*Requirements*:
Only the number is wanted: count the lines in the data with "nwith" in them.

*Records to process*:
— Begin —

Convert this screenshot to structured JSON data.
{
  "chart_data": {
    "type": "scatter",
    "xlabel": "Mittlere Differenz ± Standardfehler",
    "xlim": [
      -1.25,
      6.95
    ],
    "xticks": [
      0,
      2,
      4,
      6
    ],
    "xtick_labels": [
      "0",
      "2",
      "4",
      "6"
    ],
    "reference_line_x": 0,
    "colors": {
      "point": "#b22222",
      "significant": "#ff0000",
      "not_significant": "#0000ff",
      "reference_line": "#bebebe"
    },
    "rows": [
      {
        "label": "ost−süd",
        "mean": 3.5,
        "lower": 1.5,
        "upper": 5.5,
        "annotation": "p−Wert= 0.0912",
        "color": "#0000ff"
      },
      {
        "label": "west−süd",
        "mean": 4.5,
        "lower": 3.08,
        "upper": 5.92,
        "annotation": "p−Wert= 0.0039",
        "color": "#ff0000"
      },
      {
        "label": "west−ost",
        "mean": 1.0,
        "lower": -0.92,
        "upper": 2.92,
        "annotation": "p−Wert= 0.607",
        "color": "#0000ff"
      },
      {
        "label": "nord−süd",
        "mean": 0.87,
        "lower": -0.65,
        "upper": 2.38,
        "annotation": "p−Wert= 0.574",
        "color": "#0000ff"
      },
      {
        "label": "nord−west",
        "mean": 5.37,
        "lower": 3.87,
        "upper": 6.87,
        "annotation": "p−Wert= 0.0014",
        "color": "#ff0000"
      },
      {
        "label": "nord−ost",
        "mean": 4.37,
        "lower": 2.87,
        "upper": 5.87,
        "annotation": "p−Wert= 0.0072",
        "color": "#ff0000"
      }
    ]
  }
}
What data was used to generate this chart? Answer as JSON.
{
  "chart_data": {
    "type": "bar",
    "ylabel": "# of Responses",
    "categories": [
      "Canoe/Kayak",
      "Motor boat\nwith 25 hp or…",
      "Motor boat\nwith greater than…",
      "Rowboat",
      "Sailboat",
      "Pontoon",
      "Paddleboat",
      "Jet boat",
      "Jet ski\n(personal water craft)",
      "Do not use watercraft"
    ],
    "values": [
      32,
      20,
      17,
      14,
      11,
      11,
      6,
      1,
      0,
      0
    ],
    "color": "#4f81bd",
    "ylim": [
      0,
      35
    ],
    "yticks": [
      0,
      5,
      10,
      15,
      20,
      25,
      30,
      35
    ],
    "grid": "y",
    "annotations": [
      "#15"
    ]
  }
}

— End —

*Written response*:
2